→ **Written request**: Without including any pictures, copy each entry below exactly.

→ **Supplied entries**:

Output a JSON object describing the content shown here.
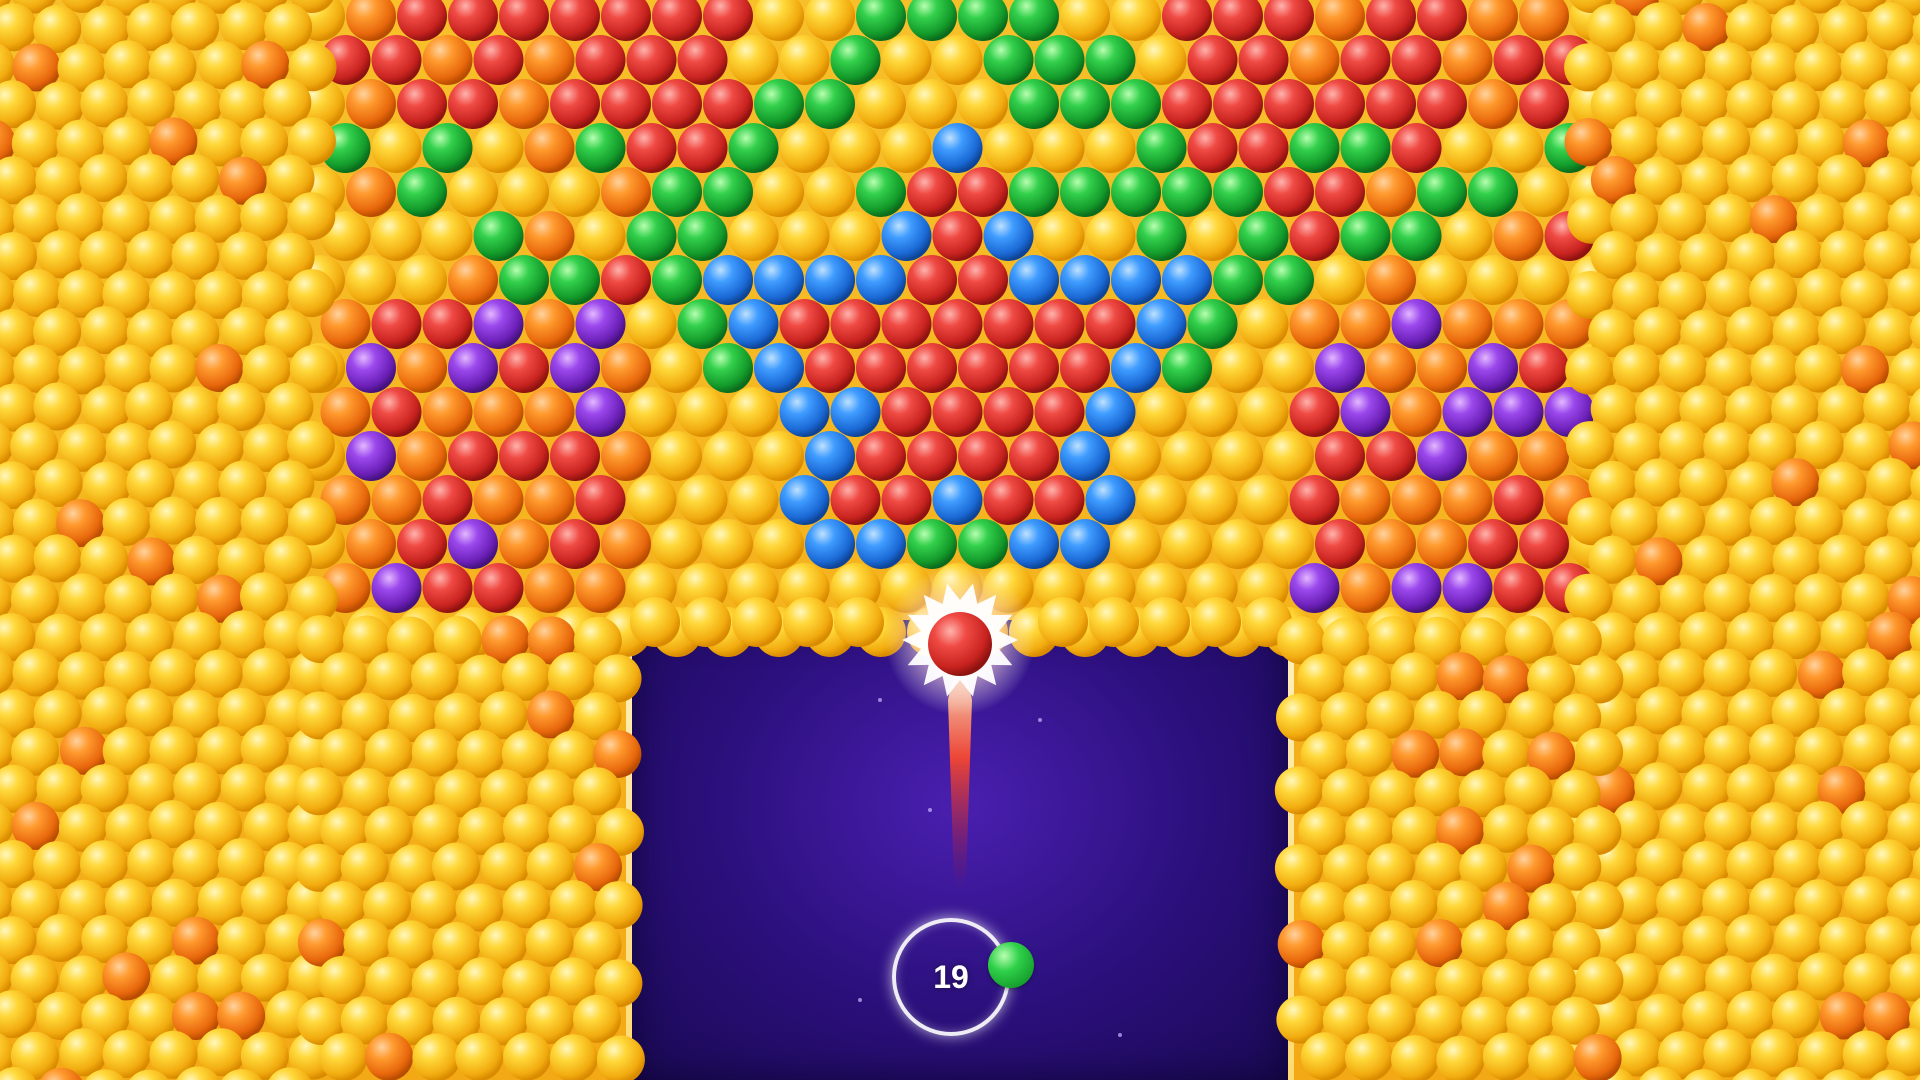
{
  "game": {
    "moves_remaining": "19",
    "next_bubble_color": "green",
    "shooter_bubble_color": "red"
  },
  "palette": {
    "yellow": "#f7c51c",
    "orange": "#f2821c",
    "red": "#e23a36",
    "green": "#22b83c",
    "blue": "#2b86f0",
    "purple": "#8a35d8",
    "playfield": "#2a0f7a"
  },
  "icons": {
    "shooter": "red-bubble-with-starburst-icon",
    "next": "green-bubble-icon",
    "counter": "moves-ring-icon"
  }
}
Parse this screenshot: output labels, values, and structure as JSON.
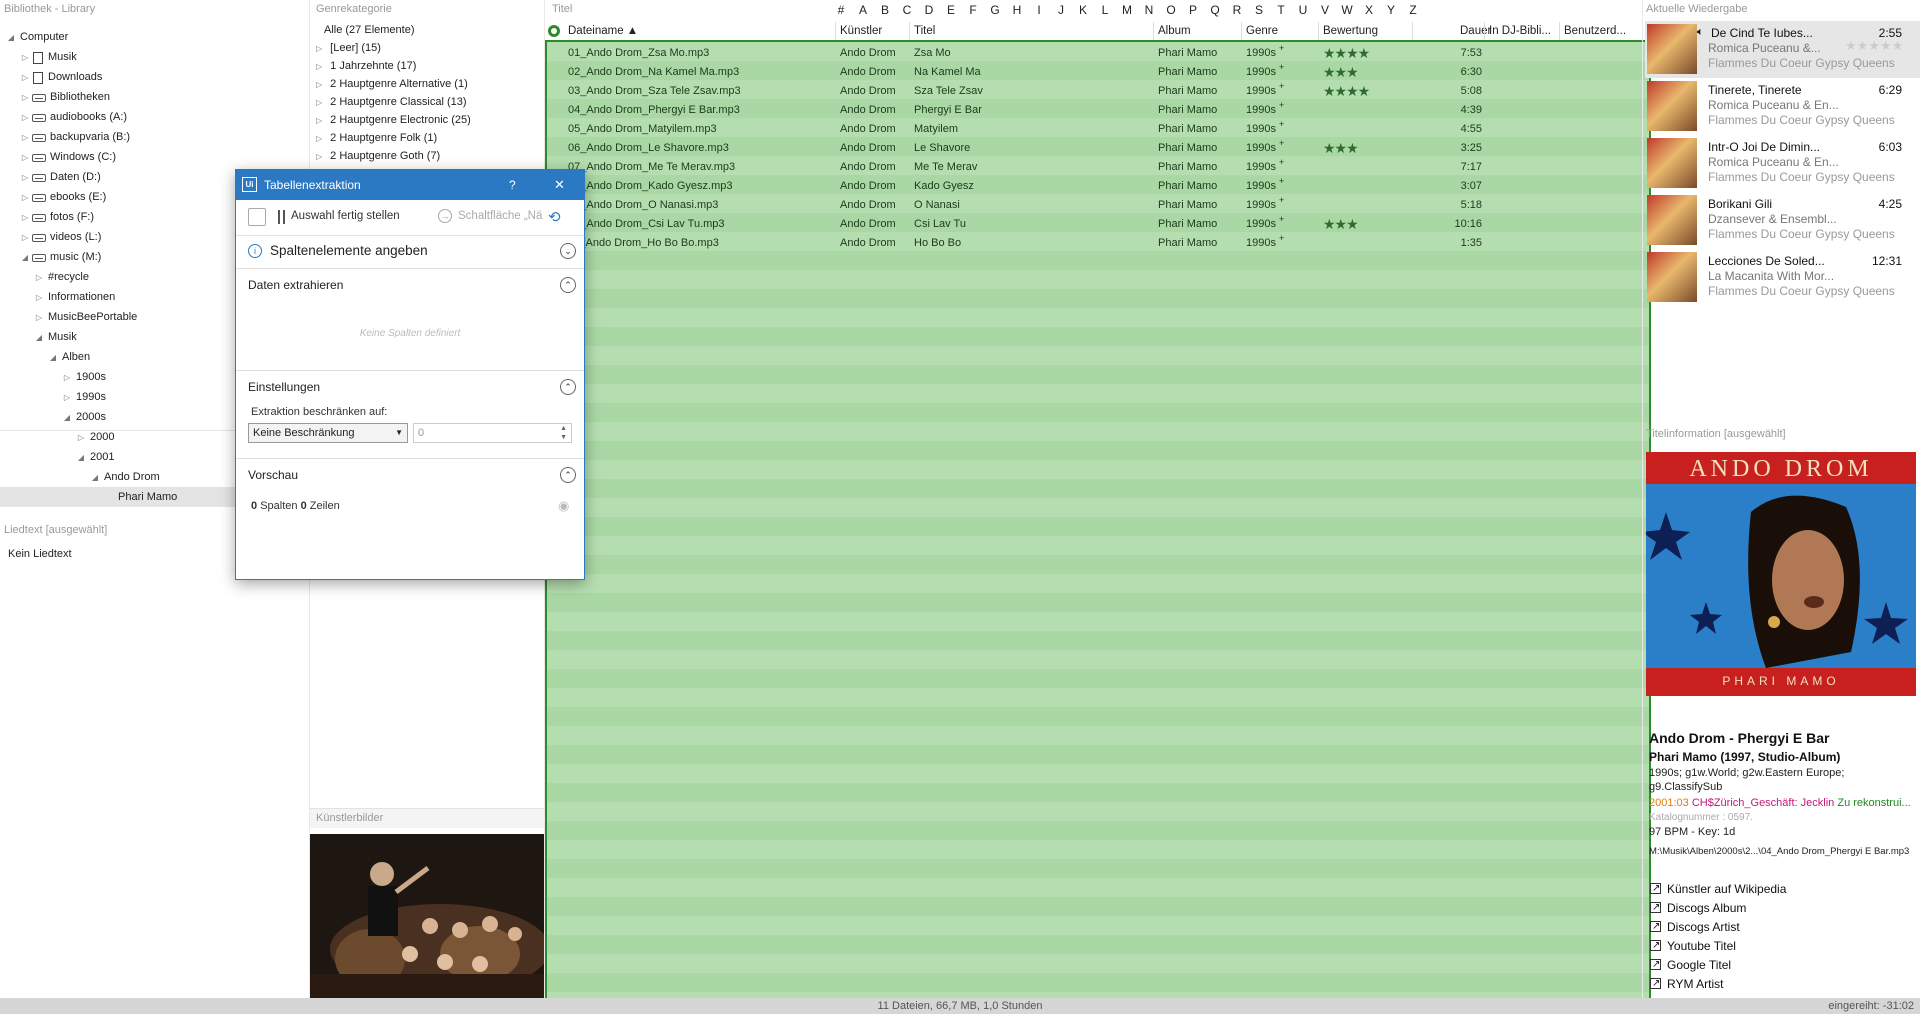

→ **Task answer**:
Output a JSON object describing the content shown here.
{
  "game": {
    "moves_remaining": "19",
    "next_bubble_color": "green",
    "shooter_bubble_color": "red"
  },
  "palette": {
    "yellow": "#f7c51c",
    "orange": "#f2821c",
    "red": "#e23a36",
    "green": "#22b83c",
    "blue": "#2b86f0",
    "purple": "#8a35d8",
    "playfield": "#2a0f7a"
  },
  "icons": {
    "shooter": "red-bubble-with-starburst-icon",
    "next": "green-bubble-icon",
    "counter": "moves-ring-icon"
  }
}
Parse this screenshot: output labels, values, and structure as JSON.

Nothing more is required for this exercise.